##### Supplied material #####

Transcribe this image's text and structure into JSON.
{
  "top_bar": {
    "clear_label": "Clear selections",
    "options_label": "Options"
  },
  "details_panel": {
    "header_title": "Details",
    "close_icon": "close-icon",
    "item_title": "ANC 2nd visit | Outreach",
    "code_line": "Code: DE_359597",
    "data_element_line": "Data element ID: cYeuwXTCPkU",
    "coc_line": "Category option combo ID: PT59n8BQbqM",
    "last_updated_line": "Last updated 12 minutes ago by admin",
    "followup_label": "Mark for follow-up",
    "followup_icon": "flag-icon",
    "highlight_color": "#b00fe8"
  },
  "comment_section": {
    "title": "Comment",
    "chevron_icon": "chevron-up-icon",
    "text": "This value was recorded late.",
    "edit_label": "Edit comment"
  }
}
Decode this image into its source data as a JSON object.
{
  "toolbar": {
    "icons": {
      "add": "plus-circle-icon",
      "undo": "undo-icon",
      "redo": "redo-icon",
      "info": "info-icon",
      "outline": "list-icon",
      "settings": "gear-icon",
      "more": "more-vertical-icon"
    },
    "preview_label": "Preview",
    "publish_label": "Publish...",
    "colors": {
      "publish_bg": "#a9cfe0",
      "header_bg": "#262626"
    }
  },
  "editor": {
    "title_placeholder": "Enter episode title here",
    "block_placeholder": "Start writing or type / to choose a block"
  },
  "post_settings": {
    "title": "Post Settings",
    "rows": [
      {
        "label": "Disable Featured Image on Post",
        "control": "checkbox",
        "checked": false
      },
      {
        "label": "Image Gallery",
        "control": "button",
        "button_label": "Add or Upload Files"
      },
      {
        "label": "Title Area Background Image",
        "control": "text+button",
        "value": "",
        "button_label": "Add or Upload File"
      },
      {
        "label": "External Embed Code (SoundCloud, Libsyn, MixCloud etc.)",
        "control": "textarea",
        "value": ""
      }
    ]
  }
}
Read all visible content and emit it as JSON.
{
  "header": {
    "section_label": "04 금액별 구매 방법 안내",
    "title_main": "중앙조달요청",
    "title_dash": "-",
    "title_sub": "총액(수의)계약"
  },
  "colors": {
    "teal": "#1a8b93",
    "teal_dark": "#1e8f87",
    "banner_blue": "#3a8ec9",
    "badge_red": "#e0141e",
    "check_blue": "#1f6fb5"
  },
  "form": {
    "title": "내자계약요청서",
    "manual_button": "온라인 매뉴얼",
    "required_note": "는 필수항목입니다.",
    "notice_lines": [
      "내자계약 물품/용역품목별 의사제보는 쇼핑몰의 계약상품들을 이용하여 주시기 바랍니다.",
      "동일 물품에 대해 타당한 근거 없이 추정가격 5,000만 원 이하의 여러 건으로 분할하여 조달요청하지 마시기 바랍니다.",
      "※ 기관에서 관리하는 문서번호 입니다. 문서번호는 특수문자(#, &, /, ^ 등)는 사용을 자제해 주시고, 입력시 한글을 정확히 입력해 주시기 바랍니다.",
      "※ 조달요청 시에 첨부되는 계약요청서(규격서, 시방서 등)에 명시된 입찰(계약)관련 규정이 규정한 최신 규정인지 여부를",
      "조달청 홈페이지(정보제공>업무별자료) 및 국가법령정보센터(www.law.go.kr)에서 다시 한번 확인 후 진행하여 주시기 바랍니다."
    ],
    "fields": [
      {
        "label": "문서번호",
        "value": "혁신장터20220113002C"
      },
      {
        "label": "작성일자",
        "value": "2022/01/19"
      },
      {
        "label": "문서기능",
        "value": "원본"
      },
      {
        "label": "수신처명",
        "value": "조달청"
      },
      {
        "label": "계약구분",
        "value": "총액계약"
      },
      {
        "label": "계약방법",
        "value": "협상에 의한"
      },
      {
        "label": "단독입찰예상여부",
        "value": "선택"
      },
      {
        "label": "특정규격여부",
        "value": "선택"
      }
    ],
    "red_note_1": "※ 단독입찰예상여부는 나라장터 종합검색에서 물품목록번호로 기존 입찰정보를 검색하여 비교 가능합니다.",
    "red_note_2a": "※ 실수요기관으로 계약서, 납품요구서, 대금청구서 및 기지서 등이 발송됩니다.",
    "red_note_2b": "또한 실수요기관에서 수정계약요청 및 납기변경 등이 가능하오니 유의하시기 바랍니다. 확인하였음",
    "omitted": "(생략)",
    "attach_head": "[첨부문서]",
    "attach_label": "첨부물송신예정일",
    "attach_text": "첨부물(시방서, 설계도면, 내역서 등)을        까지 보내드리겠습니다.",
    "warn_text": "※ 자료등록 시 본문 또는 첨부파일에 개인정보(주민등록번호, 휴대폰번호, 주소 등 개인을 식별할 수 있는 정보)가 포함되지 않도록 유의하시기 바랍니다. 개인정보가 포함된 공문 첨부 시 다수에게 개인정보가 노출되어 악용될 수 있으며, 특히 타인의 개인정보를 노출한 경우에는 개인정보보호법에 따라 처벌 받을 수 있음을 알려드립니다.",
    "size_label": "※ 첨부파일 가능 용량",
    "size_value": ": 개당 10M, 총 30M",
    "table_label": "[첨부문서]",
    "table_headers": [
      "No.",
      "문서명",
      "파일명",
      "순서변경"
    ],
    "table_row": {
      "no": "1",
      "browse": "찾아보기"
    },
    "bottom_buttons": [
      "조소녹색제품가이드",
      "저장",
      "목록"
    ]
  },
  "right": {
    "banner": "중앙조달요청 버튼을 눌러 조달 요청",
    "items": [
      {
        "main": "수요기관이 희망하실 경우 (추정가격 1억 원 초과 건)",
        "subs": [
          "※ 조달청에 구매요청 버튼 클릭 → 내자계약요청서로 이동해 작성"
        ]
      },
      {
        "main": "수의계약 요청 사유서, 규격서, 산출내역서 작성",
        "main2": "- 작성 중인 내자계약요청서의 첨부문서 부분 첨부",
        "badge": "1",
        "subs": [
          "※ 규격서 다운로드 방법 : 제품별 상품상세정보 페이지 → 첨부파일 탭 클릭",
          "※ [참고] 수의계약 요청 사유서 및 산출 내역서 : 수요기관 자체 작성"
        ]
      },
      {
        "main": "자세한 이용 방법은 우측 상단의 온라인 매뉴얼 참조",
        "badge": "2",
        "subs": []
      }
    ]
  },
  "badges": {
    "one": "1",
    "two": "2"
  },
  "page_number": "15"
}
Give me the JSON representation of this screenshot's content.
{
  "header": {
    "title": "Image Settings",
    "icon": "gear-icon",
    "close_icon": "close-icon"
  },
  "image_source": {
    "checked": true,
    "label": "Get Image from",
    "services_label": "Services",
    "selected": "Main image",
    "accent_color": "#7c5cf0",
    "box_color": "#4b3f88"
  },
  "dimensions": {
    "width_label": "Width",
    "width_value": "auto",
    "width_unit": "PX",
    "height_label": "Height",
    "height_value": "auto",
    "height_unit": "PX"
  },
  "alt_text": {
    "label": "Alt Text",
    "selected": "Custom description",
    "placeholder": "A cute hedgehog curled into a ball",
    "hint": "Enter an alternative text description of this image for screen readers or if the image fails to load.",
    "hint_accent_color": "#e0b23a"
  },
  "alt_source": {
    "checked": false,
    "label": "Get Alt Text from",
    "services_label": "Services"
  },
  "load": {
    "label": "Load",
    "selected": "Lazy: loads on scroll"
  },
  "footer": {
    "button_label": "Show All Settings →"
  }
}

#####

• _Problem requirements_
Transcribe the entire listing above precisely.

• _The reply_
Transcribe this image's text and structure into JSON.
{
  "top_bar": {
    "clear_label": "Clear selections",
    "options_label": "Options"
  },
  "details_panel": {
    "header_title": "Details",
    "close_icon": "close-icon",
    "item_title": "ANC 2nd visit | Outreach",
    "code_line": "Code: DE_359597",
    "data_element_line": "Data element ID: cYeuwXTCPkU",
    "coc_line": "Category option combo ID: PT59n8BQbqM",
    "last_updated_line": "Last updated 12 minutes ago by admin",
    "followup_label": "Mark for follow-up",
    "followup_icon": "flag-icon",
    "highlight_color": "#b00fe8"
  },
  "comment_section": {
    "title": "Comment",
    "chevron_icon": "chevron-up-icon",
    "text": "This value was recorded late.",
    "edit_label": "Edit comment"
  }
}
Decode this image into its source data as a JSON object.
{
  "toolbar": {
    "icons": {
      "add": "plus-circle-icon",
      "undo": "undo-icon",
      "redo": "redo-icon",
      "info": "info-icon",
      "outline": "list-icon",
      "settings": "gear-icon",
      "more": "more-vertical-icon"
    },
    "preview_label": "Preview",
    "publish_label": "Publish...",
    "colors": {
      "publish_bg": "#a9cfe0",
      "header_bg": "#262626"
    }
  },
  "editor": {
    "title_placeholder": "Enter episode title here",
    "block_placeholder": "Start writing or type / to choose a block"
  },
  "post_settings": {
    "title": "Post Settings",
    "rows": [
      {
        "label": "Disable Featured Image on Post",
        "control": "checkbox",
        "checked": false
      },
      {
        "label": "Image Gallery",
        "control": "button",
        "button_label": "Add or Upload Files"
      },
      {
        "label": "Title Area Background Image",
        "control": "text+button",
        "value": "",
        "button_label": "Add or Upload File"
      },
      {
        "label": "External Embed Code (SoundCloud, Libsyn, MixCloud etc.)",
        "control": "textarea",
        "value": ""
      }
    ]
  }
}
Read all visible content and emit it as JSON.
{
  "header": {
    "section_label": "04 금액별 구매 방법 안내",
    "title_main": "중앙조달요청",
    "title_dash": "-",
    "title_sub": "총액(수의)계약"
  },
  "colors": {
    "teal": "#1a8b93",
    "teal_dark": "#1e8f87",
    "banner_blue": "#3a8ec9",
    "badge_red": "#e0141e",
    "check_blue": "#1f6fb5"
  },
  "form": {
    "title": "내자계약요청서",
    "manual_button": "온라인 매뉴얼",
    "required_note": "는 필수항목입니다.",
    "notice_lines": [
      "내자계약 물품/용역품목별 의사제보는 쇼핑몰의 계약상품들을 이용하여 주시기 바랍니다.",
      "동일 물품에 대해 타당한 근거 없이 추정가격 5,000만 원 이하의 여러 건으로 분할하여 조달요청하지 마시기 바랍니다.",
      "※ 기관에서 관리하는 문서번호 입니다. 문서번호는 특수문자(#, &, /, ^ 등)는 사용을 자제해 주시고, 입력시 한글을 정확히 입력해 주시기 바랍니다.",
      "※ 조달요청 시에 첨부되는 계약요청서(규격서, 시방서 등)에 명시된 입찰(계약)관련 규정이 규정한 최신 규정인지 여부를",
      "조달청 홈페이지(정보제공>업무별자료) 및 국가법령정보센터(www.law.go.kr)에서 다시 한번 확인 후 진행하여 주시기 바랍니다."
    ],
    "fields": [
      {
        "label": "문서번호",
        "value": "혁신장터20220113002C"
      },
      {
        "label": "작성일자",
        "value": "2022/01/19"
      },
      {
        "label": "문서기능",
        "value": "원본"
      },
      {
        "label": "수신처명",
        "value": "조달청"
      },
      {
        "label": "계약구분",
        "value": "총액계약"
      },
      {
        "label": "계약방법",
        "value": "협상에 의한"
      },
      {
        "label": "단독입찰예상여부",
        "value": "선택"
      },
      {
        "label": "특정규격여부",
        "value": "선택"
      }
    ],
    "red_note_1": "※ 단독입찰예상여부는 나라장터 종합검색에서 물품목록번호로 기존 입찰정보를 검색하여 비교 가능합니다.",
    "red_note_2a": "※ 실수요기관으로 계약서, 납품요구서, 대금청구서 및 기지서 등이 발송됩니다.",
    "red_note_2b": "또한 실수요기관에서 수정계약요청 및 납기변경 등이 가능하오니 유의하시기 바랍니다. 확인하였음",
    "omitted": "(생략)",
    "attach_head": "[첨부문서]",
    "attach_label": "첨부물송신예정일",
    "attach_text": "첨부물(시방서, 설계도면, 내역서 등)을        까지 보내드리겠습니다.",
    "warn_text": "※ 자료등록 시 본문 또는 첨부파일에 개인정보(주민등록번호, 휴대폰번호, 주소 등 개인을 식별할 수 있는 정보)가 포함되지 않도록 유의하시기 바랍니다. 개인정보가 포함된 공문 첨부 시 다수에게 개인정보가 노출되어 악용될 수 있으며, 특히 타인의 개인정보를 노출한 경우에는 개인정보보호법에 따라 처벌 받을 수 있음을 알려드립니다.",
    "size_label": "※ 첨부파일 가능 용량",
    "size_value": ": 개당 10M, 총 30M",
    "table_label": "[첨부문서]",
    "table_headers": [
      "No.",
      "문서명",
      "파일명",
      "순서변경"
    ],
    "table_row": {
      "no": "1",
      "browse": "찾아보기"
    },
    "bottom_buttons": [
      "조소녹색제품가이드",
      "저장",
      "목록"
    ]
  },
  "right": {
    "banner": "중앙조달요청 버튼을 눌러 조달 요청",
    "items": [
      {
        "main": "수요기관이 희망하실 경우 (추정가격 1억 원 초과 건)",
        "subs": [
          "※ 조달청에 구매요청 버튼 클릭 → 내자계약요청서로 이동해 작성"
        ]
      },
      {
        "main": "수의계약 요청 사유서, 규격서, 산출내역서 작성",
        "main2": "- 작성 중인 내자계약요청서의 첨부문서 부분 첨부",
        "badge": "1",
        "subs": [
          "※ 규격서 다운로드 방법 : 제품별 상품상세정보 페이지 → 첨부파일 탭 클릭",
          "※ [참고] 수의계약 요청 사유서 및 산출 내역서 : 수요기관 자체 작성"
        ]
      },
      {
        "main": "자세한 이용 방법은 우측 상단의 온라인 매뉴얼 참조",
        "badge": "2",
        "subs": []
      }
    ]
  },
  "badges": {
    "one": "1",
    "two": "2"
  },
  "page_number": "15"
}
Give me the JSON representation of this screenshot's content.
{
  "header": {
    "title": "Image Settings",
    "icon": "gear-icon",
    "close_icon": "close-icon"
  },
  "image_source": {
    "checked": true,
    "label": "Get Image from",
    "services_label": "Services",
    "selected": "Main image",
    "accent_color": "#7c5cf0",
    "box_color": "#4b3f88"
  },
  "dimensions": {
    "width_label": "Width",
    "width_value": "auto",
    "width_unit": "PX",
    "height_label": "Height",
    "height_value": "auto",
    "height_unit": "PX"
  },
  "alt_text": {
    "label": "Alt Text",
    "selected": "Custom description",
    "placeholder": "A cute hedgehog curled into a ball",
    "hint": "Enter an alternative text description of this image for screen readers or if the image fails to load.",
    "hint_accent_color": "#e0b23a"
  },
  "alt_source": {
    "checked": false,
    "label": "Get Alt Text from",
    "services_label": "Services"
  },
  "load": {
    "label": "Load",
    "selected": "Lazy: loads on scroll"
  },
  "footer": {
    "button_label": "Show All Settings →"
  }
}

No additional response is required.